┌────────

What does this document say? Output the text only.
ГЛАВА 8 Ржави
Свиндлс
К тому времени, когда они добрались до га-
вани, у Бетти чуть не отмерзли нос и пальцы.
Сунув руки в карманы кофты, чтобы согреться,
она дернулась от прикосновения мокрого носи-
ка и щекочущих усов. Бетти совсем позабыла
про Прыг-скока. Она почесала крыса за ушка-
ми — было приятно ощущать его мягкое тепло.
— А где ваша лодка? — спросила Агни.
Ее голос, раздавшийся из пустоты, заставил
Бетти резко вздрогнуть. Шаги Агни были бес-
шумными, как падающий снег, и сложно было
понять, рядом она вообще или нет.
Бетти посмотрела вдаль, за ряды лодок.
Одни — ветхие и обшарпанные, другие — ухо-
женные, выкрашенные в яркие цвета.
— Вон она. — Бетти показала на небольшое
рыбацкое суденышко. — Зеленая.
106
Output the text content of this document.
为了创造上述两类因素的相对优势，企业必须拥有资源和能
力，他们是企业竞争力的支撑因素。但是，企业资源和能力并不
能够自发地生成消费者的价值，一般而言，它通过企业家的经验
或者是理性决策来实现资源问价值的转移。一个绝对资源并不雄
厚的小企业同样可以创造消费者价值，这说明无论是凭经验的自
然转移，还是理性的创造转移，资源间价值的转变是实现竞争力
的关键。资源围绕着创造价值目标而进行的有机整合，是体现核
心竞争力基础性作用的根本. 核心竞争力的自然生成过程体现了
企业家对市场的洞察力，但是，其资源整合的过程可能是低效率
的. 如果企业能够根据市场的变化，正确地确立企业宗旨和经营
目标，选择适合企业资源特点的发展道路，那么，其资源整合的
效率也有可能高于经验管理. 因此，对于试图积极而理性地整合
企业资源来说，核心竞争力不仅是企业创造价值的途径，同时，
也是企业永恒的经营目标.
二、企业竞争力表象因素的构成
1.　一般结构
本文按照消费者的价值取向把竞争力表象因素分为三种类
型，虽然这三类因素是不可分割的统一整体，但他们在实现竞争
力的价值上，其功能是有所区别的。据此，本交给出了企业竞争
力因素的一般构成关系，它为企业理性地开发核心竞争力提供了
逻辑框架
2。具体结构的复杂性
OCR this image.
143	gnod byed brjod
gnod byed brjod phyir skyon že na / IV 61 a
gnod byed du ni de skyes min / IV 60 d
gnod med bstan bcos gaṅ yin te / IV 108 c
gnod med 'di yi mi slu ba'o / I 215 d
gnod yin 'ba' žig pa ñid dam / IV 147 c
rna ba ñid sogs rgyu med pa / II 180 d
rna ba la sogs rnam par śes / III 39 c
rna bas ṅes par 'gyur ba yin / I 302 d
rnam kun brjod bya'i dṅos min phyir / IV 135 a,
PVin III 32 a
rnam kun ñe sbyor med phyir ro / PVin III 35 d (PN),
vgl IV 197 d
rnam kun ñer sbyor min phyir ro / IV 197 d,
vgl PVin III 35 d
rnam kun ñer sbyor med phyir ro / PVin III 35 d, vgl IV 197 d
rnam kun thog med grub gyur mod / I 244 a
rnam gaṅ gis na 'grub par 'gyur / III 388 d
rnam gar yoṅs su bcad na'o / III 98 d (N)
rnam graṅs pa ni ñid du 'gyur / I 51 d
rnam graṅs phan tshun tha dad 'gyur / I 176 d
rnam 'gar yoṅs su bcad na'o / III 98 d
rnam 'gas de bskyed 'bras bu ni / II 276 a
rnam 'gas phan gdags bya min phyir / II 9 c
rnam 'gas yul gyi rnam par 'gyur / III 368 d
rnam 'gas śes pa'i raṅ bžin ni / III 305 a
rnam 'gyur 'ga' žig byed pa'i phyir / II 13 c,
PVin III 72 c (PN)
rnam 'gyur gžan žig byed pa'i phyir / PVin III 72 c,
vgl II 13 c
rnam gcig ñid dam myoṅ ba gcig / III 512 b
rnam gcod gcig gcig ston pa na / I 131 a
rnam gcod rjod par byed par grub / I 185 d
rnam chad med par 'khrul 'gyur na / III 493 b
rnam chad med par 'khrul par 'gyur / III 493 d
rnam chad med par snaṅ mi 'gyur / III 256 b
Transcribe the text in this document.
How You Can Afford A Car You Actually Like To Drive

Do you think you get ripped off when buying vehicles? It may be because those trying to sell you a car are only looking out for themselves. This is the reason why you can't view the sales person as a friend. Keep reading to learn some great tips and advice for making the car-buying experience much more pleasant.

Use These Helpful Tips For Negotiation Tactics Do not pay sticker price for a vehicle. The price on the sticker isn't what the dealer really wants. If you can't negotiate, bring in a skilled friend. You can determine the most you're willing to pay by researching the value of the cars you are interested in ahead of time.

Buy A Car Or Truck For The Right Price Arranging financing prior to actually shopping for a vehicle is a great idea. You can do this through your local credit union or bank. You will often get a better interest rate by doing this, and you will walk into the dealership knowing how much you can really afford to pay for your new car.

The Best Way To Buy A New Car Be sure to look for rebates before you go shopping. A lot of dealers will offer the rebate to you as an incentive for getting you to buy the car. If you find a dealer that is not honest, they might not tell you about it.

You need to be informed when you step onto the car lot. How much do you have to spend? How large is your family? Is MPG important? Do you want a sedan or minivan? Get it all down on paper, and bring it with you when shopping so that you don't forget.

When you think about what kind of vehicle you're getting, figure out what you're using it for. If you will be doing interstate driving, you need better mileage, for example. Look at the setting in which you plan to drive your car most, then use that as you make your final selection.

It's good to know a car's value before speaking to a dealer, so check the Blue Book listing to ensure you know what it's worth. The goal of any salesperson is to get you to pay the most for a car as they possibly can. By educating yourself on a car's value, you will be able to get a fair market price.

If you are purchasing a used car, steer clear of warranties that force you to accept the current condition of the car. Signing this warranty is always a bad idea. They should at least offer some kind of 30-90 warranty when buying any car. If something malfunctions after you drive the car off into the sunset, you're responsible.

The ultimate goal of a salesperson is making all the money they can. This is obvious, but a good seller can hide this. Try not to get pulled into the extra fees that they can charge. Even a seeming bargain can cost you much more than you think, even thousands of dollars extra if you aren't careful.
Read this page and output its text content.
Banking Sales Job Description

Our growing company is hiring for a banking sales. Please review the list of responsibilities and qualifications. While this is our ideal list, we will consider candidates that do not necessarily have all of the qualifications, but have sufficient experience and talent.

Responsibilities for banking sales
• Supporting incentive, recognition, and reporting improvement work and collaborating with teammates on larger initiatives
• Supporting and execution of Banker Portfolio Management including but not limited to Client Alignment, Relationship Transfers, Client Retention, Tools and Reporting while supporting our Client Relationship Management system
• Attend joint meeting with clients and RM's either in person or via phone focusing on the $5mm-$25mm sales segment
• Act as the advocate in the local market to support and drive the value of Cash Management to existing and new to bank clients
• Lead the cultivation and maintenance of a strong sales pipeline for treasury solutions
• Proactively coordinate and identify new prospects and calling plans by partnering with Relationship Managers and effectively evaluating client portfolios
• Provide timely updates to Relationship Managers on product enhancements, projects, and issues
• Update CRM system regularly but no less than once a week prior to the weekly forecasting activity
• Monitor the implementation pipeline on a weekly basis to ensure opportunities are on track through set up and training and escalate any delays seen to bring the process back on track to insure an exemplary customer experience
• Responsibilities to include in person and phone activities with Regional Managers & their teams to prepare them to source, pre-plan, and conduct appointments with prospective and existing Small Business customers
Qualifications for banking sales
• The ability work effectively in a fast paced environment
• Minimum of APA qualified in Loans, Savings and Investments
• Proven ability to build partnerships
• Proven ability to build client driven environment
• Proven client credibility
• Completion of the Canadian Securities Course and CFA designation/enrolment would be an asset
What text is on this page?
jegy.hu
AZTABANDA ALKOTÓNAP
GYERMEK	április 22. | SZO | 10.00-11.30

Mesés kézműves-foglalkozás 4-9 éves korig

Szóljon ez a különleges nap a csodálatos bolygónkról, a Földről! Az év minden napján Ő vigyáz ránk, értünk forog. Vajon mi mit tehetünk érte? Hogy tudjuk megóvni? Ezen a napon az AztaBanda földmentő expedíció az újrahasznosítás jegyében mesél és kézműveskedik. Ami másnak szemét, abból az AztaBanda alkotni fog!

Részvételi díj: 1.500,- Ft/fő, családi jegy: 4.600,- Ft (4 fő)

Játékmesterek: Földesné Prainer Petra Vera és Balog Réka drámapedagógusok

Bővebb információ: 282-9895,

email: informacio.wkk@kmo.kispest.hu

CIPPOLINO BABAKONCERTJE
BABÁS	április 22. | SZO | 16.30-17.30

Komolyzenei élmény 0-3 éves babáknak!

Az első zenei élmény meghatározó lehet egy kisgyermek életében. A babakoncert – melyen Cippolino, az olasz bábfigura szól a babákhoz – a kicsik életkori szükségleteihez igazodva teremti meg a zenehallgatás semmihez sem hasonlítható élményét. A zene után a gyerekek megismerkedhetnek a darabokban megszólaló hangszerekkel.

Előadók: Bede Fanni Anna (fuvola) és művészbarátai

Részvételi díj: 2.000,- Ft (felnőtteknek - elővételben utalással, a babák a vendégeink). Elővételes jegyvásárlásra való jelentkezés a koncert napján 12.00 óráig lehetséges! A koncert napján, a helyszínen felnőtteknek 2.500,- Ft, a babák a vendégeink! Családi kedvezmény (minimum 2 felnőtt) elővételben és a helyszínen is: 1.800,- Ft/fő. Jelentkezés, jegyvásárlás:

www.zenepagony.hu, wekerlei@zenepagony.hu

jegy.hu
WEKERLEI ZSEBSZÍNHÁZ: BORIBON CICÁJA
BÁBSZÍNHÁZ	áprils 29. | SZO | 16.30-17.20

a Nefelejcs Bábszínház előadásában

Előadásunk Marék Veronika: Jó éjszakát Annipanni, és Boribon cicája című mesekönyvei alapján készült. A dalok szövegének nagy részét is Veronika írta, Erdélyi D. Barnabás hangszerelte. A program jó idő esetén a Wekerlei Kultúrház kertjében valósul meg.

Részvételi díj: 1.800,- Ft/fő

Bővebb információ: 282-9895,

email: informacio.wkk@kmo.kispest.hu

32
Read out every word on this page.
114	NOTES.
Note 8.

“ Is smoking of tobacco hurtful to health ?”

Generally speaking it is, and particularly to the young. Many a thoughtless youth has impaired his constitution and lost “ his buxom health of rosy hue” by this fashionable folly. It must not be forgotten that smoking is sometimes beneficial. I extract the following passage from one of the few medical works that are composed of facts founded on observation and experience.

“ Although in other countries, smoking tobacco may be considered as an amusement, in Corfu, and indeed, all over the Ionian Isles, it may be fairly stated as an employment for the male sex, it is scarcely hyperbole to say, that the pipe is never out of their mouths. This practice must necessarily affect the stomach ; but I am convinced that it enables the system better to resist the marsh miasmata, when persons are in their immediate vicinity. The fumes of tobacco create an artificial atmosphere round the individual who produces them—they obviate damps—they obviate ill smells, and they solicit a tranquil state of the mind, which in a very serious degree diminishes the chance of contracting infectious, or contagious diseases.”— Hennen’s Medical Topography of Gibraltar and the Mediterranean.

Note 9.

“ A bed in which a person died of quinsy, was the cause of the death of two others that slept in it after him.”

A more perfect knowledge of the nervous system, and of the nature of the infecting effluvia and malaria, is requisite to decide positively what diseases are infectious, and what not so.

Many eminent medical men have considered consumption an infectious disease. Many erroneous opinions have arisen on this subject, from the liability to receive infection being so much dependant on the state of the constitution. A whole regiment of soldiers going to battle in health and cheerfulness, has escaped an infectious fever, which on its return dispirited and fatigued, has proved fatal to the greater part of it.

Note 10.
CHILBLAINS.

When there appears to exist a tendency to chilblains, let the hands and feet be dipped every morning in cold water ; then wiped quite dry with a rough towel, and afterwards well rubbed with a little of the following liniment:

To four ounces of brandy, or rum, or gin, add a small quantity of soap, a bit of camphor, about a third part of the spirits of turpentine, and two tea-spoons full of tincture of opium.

└────────

* Aim of the exercise
Copy every line above that includes the string "following".

* Solution to this problem
Generally speaking it is, and particularly to the young. Many a thoughtless youth has impaired his constitution and lost “ his buxom health of rosy hue” by this fashionable folly. It must not be forgotten that smoking is sometimes beneficial. I extract the following passage from one of the few medical works that are composed of facts founded on observation and experience.
When there appears to exist a tendency to chilblains, let the hands and feet be dipped every morning in cold water ; then wiped quite dry with a rough towel, and afterwards well rubbed with a little of the following liniment:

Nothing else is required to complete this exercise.